──────── LISTED ENTRIES

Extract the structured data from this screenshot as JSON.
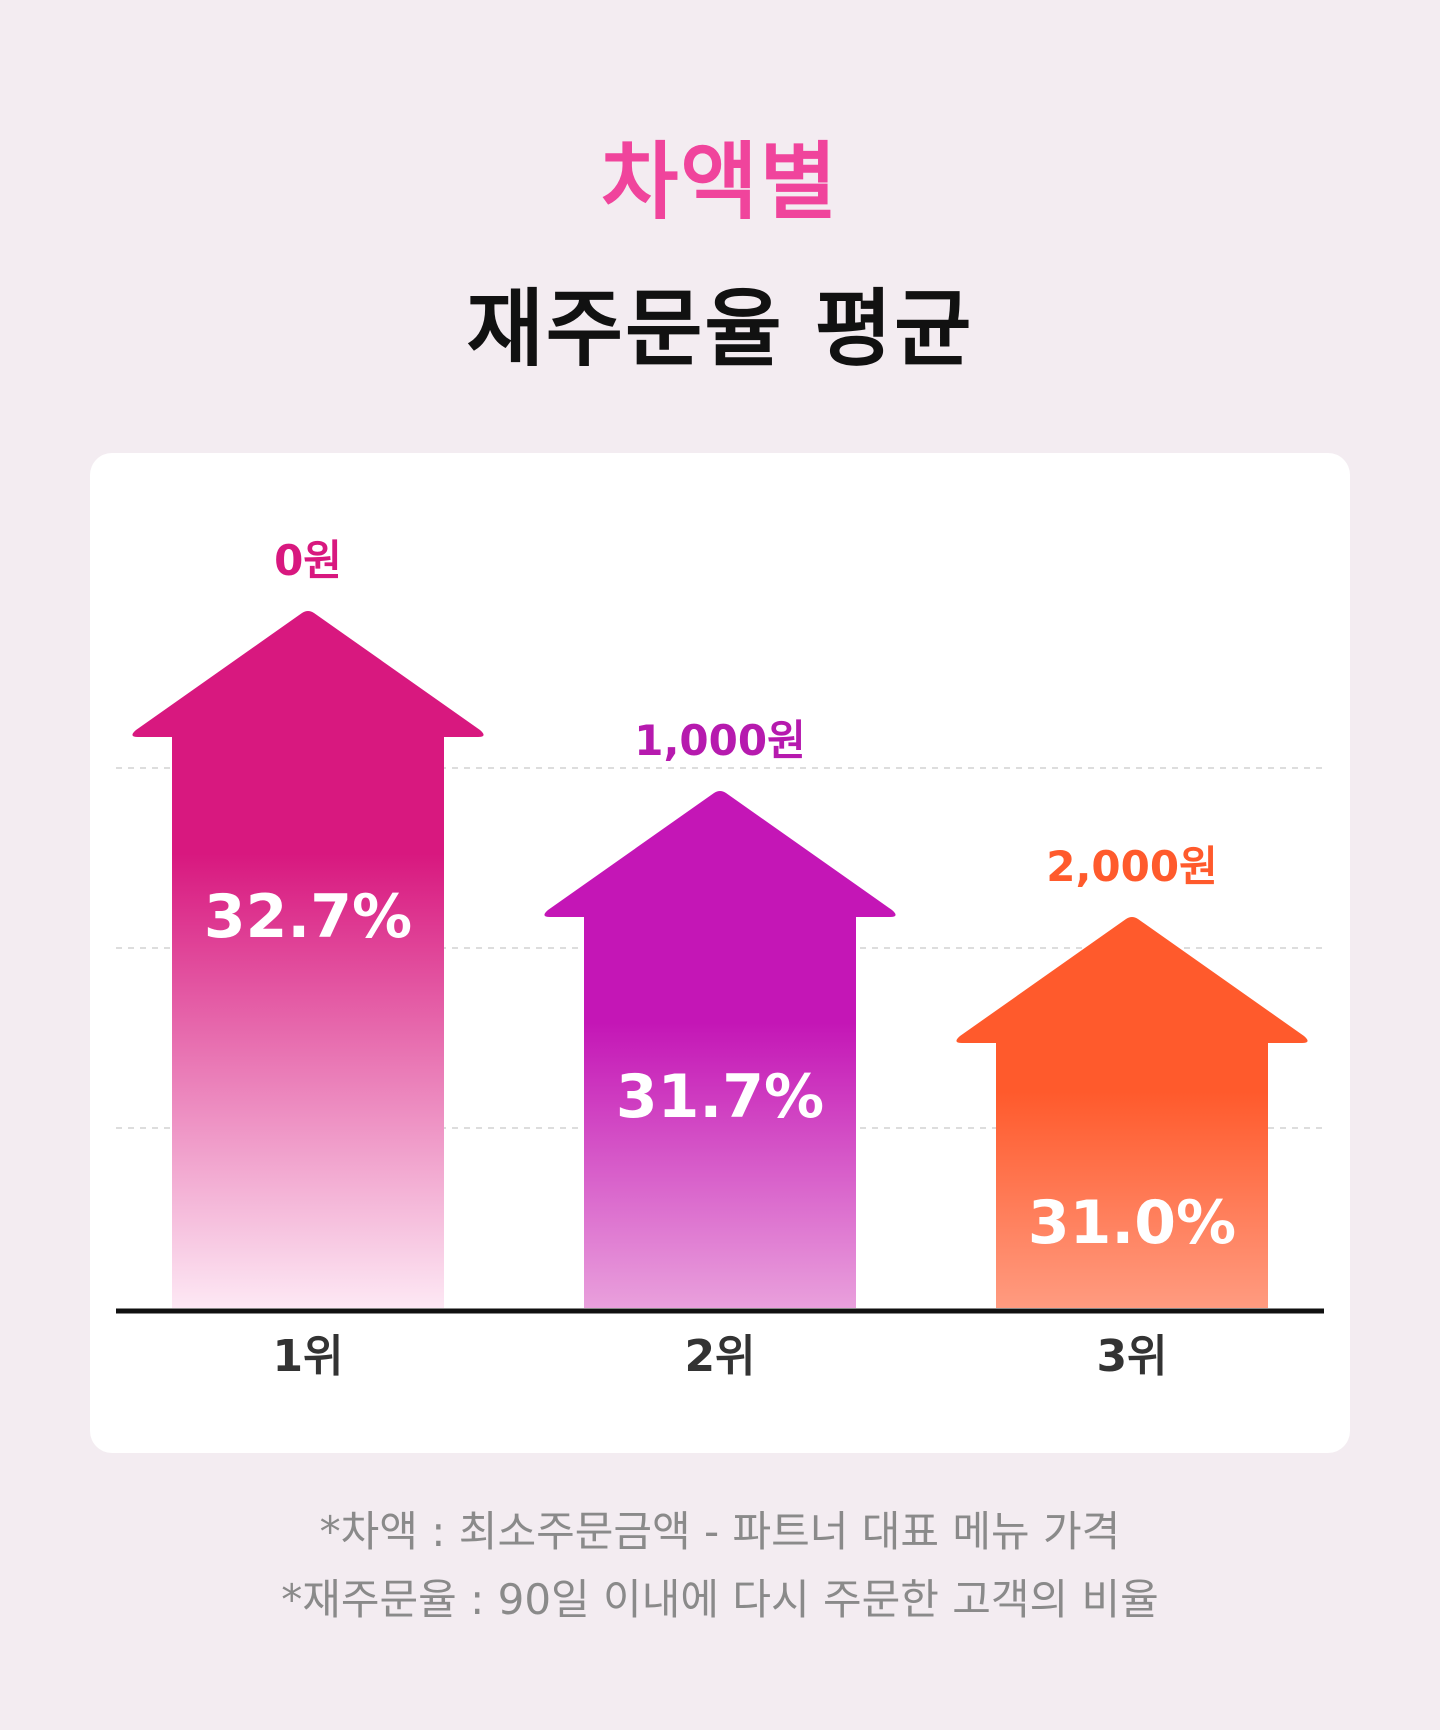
{
  "title": {
    "line1": "차액별",
    "line2": "재주문율 평균"
  },
  "colors": {
    "background": "#f3ecf1",
    "title_accent": "#f0449c",
    "title_main": "#111111",
    "axis": "#111111",
    "gridline": "#dddddd",
    "note_text": "#8a8a8a"
  },
  "chart_data": {
    "type": "bar",
    "style": "arrow-shaped bars",
    "categories": [
      "1위",
      "2위",
      "3위"
    ],
    "values": [
      32.7,
      31.7,
      31.0
    ],
    "value_labels": [
      "32.7%",
      "31.7%",
      "31.0%"
    ],
    "group_labels": [
      "0원",
      "1,000원",
      "2,000원"
    ],
    "bar_colors": [
      "#d8187f",
      "#c416b6",
      "#ff5a2c"
    ],
    "bar_fade_colors": [
      "#fde8f4",
      "#e9a0dc",
      "#ff9b80"
    ],
    "label_colors": [
      "#d8187f",
      "#b61aae",
      "#ff5a2c"
    ],
    "grid": "dashed horizontal",
    "legend": "none"
  },
  "notes": [
    "*차액 : 최소주문금액 - 파트너 대표 메뉴 가격",
    "*재주문율 : 90일 이내에 다시 주문한 고객의 비율"
  ]
}
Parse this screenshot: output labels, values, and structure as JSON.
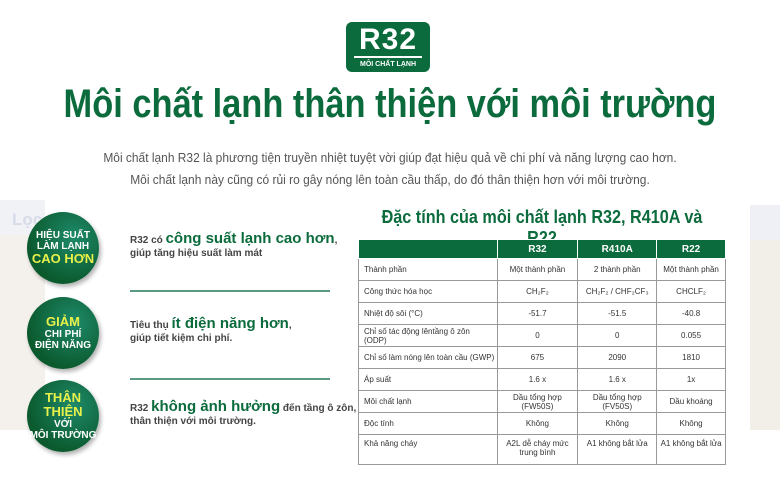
{
  "background": {
    "partial_text": "Lọc"
  },
  "logo": {
    "main": "R32",
    "caption": "MÔI CHẤT LẠNH"
  },
  "title": "Môi chất lạnh thân thiện với môi trường",
  "subtitle": [
    "Môi chất lạnh R32 là phương tiện truyền nhiệt tuyệt vời giúp đạt hiệu quả về chi phí và năng lượng cao hơn.",
    "Môi chất lạnh này cũng có rủi ro gây nóng lên toàn cầu thấp, do đó thân thiện hơn với môi trường."
  ],
  "features": [
    {
      "badge": [
        "HIỆU SUẤT",
        "LÀM LẠNH",
        "CAO HƠN"
      ],
      "pre": "R32 có ",
      "highlight": "công suất lạnh cao hơn",
      "post": ",",
      "line2": "giúp tăng hiệu suất làm mát"
    },
    {
      "badge": [
        "GIẢM",
        "CHI PHÍ",
        "ĐIỆN NĂNG"
      ],
      "pre": "Tiêu thụ ",
      "highlight": "ít điện năng hơn",
      "post": ",",
      "line2": "giúp tiết kiệm chi phí."
    },
    {
      "badge": [
        "THÂN THIỆN",
        "VỚI",
        "MÔI TRƯỜNG"
      ],
      "pre": "R32 ",
      "highlight": "không ảnh hưởng",
      "post": " đến tầng ô zôn,",
      "line2": "thân thiện với môi trường."
    }
  ],
  "table": {
    "title": "Đặc tính của môi chất lạnh R32, R410A và R22",
    "headers": [
      "",
      "R32",
      "R410A",
      "R22"
    ],
    "rows": [
      [
        "Thành phần",
        "Một thành phần",
        "2 thành phần",
        "Một thành phần"
      ],
      [
        "Công thức hóa học",
        "CH₂F₂",
        "CH₂F₂ / CHF₂CF₃",
        "CHCLF₂"
      ],
      [
        "Nhiệt độ sôi (°C)",
        "-51.7",
        "-51.5",
        "-40.8"
      ],
      [
        "Chỉ số tác động lêntầng ô zôn (ODP)",
        "0",
        "0",
        "0.055"
      ],
      [
        "Chỉ số làm nóng  lên toàn cầu (GWP)",
        "675",
        "2090",
        "1810"
      ],
      [
        "Áp suất",
        "1.6 x",
        "1.6 x",
        "1x"
      ],
      [
        "Môi chất lạnh",
        "Dầu tổng hợp (FW50S)",
        "Dầu tổng hợp (FV50S)",
        "Dầu khoáng"
      ],
      [
        "Độc tính",
        "Không",
        "Không",
        "Không"
      ],
      [
        "Khả năng cháy",
        "A2L dễ cháy mức trung bình",
        "A1 không bắt lửa",
        "A1 không bắt lửa"
      ]
    ]
  },
  "colors": {
    "brand_green": "#0b6b3c",
    "highlight_yellow": "#e8f04a"
  }
}
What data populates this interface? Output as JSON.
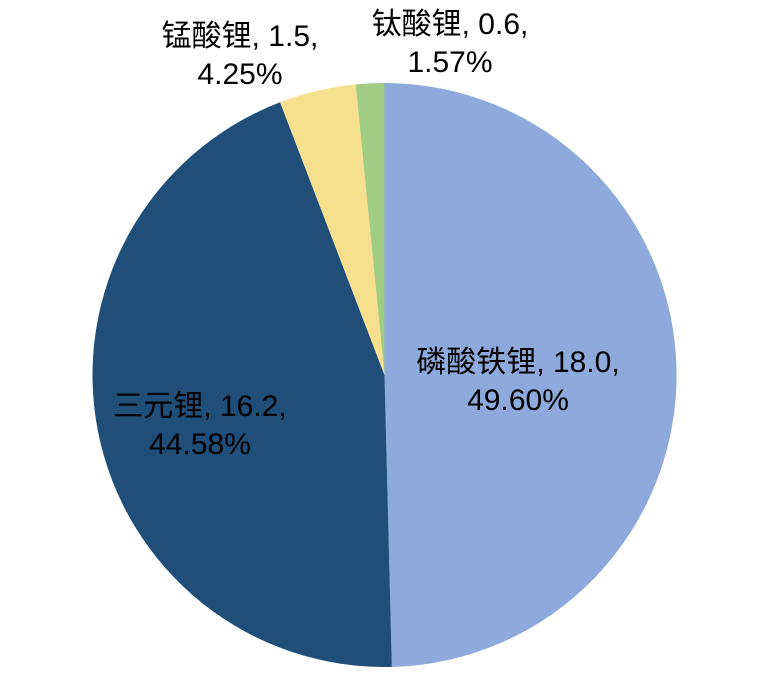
{
  "page": {
    "background_color": "#FFFFFF"
  },
  "chart_data": {
    "type": "pie",
    "title": "",
    "categories": [
      "磷酸铁锂",
      "三元锂",
      "锰酸锂",
      "钛酸锂"
    ],
    "values": [
      18.0,
      16.2,
      1.5,
      0.6
    ],
    "percentages": [
      49.6,
      44.58,
      4.25,
      1.57
    ],
    "colors": [
      "#8EA9DB",
      "#1F4E79",
      "#F7E08D",
      "#A0CC84"
    ],
    "slice_ids": [
      "lfp",
      "ternary",
      "lmo",
      "lto"
    ],
    "start_angle_deg": 0,
    "direction": "clockwise",
    "legend": "none",
    "label_format": "category, value, percent",
    "labels": [
      {
        "line1": "磷酸铁锂, 18.0,",
        "line2": "49.60%"
      },
      {
        "line1": "三元锂, 16.2,",
        "line2": "44.58%"
      },
      {
        "line1": "锰酸锂, 1.5,",
        "line2": "4.25%"
      },
      {
        "line1": "钛酸锂, 0.6,",
        "line2": "1.57%"
      }
    ]
  }
}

────────────────

■ EXERCISE BRIEF ■
Of the lines in the material above, state how many contain the string "tổng"; give no other text.

■ TASK ANSWER ■
2